** Written task **
Reproduce the data below word for word, from its first line through the line that contains "scale-tick-label: 0,8 (190, 811, 210, 827)".
==============================
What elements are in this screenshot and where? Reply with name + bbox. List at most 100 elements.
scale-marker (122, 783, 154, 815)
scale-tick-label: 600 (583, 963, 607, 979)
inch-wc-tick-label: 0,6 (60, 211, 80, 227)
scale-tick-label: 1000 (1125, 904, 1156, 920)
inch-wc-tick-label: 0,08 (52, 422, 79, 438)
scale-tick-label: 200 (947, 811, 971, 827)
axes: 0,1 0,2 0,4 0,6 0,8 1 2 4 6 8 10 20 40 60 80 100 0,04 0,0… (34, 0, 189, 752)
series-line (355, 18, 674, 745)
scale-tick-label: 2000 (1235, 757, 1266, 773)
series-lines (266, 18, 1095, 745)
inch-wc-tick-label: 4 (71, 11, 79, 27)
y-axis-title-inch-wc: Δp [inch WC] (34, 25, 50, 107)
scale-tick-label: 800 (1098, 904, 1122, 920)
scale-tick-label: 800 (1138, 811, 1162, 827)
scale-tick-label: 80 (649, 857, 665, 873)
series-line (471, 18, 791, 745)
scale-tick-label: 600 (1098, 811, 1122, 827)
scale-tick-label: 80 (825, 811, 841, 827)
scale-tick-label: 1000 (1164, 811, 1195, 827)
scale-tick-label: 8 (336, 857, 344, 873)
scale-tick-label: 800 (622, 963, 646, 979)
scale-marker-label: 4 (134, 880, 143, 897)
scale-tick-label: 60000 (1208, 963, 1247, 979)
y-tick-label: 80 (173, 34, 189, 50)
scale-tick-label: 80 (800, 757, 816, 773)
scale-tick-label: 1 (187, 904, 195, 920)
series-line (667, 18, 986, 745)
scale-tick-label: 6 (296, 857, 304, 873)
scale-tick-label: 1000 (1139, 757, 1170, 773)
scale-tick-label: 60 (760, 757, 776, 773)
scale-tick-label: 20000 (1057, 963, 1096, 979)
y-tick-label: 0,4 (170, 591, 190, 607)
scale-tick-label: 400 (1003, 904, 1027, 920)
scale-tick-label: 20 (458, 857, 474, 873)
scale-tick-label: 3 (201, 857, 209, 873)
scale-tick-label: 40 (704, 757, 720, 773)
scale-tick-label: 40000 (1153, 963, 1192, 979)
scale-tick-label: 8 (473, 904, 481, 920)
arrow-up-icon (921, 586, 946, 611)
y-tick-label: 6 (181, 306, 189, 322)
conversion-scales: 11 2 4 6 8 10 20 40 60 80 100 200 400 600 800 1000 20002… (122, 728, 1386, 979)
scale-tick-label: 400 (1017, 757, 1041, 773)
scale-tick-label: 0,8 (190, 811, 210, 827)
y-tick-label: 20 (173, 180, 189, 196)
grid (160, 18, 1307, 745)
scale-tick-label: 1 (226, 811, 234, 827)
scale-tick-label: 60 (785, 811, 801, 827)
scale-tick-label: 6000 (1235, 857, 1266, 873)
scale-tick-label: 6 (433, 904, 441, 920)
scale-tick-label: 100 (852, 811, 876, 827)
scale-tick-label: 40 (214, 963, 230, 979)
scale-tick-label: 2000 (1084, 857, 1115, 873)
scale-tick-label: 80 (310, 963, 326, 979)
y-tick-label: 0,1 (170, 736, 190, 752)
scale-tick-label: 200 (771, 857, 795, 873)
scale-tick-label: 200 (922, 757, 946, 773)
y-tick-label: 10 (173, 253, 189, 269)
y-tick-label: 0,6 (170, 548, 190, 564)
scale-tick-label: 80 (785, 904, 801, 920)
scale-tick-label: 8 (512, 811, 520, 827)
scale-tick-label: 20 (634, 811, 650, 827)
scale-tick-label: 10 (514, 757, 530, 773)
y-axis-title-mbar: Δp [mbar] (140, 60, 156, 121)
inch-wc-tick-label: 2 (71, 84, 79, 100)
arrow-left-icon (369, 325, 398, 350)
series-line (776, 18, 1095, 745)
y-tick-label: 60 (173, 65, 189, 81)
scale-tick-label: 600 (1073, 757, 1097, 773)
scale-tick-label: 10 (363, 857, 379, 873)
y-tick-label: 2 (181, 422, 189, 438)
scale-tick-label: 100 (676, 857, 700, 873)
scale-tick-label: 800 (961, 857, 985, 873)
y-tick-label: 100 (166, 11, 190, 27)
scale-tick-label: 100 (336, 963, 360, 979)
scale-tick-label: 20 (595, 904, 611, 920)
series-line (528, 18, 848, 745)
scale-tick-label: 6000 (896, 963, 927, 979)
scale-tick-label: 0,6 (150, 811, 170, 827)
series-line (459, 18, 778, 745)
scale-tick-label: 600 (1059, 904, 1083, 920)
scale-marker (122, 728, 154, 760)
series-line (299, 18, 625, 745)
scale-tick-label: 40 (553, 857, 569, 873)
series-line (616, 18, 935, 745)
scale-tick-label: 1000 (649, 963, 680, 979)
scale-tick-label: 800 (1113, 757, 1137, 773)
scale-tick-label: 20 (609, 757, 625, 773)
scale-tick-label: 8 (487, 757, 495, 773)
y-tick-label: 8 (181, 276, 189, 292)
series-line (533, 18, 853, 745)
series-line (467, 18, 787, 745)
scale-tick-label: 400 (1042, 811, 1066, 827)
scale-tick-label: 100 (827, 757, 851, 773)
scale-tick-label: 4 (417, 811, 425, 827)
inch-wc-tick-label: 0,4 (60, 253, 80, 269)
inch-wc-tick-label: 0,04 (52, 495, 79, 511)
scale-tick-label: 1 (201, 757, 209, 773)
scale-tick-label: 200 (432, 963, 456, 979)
==============================
** Expected answer **
What elements are in this screenshot and where? Reply with name + bbox. List at most 100 elements.
scale-marker (122, 783, 154, 815)
scale-tick-label: 600 (583, 963, 607, 979)
inch-wc-tick-label: 0,6 (60, 211, 80, 227)
scale-tick-label: 1000 (1125, 904, 1156, 920)
inch-wc-tick-label: 0,08 (52, 422, 79, 438)
scale-tick-label: 200 (947, 811, 971, 827)
axes: 0,1 0,2 0,4 0,6 0,8 1 2 4 6 8 10 20 40 60 80 100 0,04 0,0… (34, 0, 189, 752)
series-line (355, 18, 674, 745)
scale-tick-label: 2000 (1235, 757, 1266, 773)
series-lines (266, 18, 1095, 745)
inch-wc-tick-label: 4 (71, 11, 79, 27)
y-axis-title-inch-wc: Δp [inch WC] (34, 25, 50, 107)
scale-tick-label: 800 (1098, 904, 1122, 920)
scale-tick-label: 800 (1138, 811, 1162, 827)
scale-tick-label: 80 (649, 857, 665, 873)
series-line (471, 18, 791, 745)
scale-tick-label: 600 (1098, 811, 1122, 827)
scale-tick-label: 80 (825, 811, 841, 827)
scale-tick-label: 1000 (1164, 811, 1195, 827)
scale-tick-label: 8 (336, 857, 344, 873)
scale-tick-label: 800 (622, 963, 646, 979)
scale-marker-label: 4 (134, 880, 143, 897)
scale-tick-label: 60000 (1208, 963, 1247, 979)
y-tick-label: 80 (173, 34, 189, 50)
scale-tick-label: 80 (800, 757, 816, 773)
scale-tick-label: 1 (187, 904, 195, 920)
series-line (667, 18, 986, 745)
scale-tick-label: 6 (296, 857, 304, 873)
scale-tick-label: 1000 (1139, 757, 1170, 773)
scale-tick-label: 60 (760, 757, 776, 773)
scale-tick-label: 20000 (1057, 963, 1096, 979)
y-tick-label: 0,4 (170, 591, 190, 607)
scale-tick-label: 400 (1003, 904, 1027, 920)
scale-tick-label: 20 (458, 857, 474, 873)
scale-tick-label: 3 (201, 857, 209, 873)
scale-tick-label: 40 (704, 757, 720, 773)
scale-tick-label: 40000 (1153, 963, 1192, 979)
scale-tick-label: 8 (473, 904, 481, 920)
arrow-up-icon (921, 586, 946, 611)
y-tick-label: 6 (181, 306, 189, 322)
conversion-scales: 11 2 4 6 8 10 20 40 60 80 100 200 400 600 800 1000 20002… (122, 728, 1386, 979)
scale-tick-label: 400 (1017, 757, 1041, 773)
scale-tick-label: 0,8 (190, 811, 210, 827)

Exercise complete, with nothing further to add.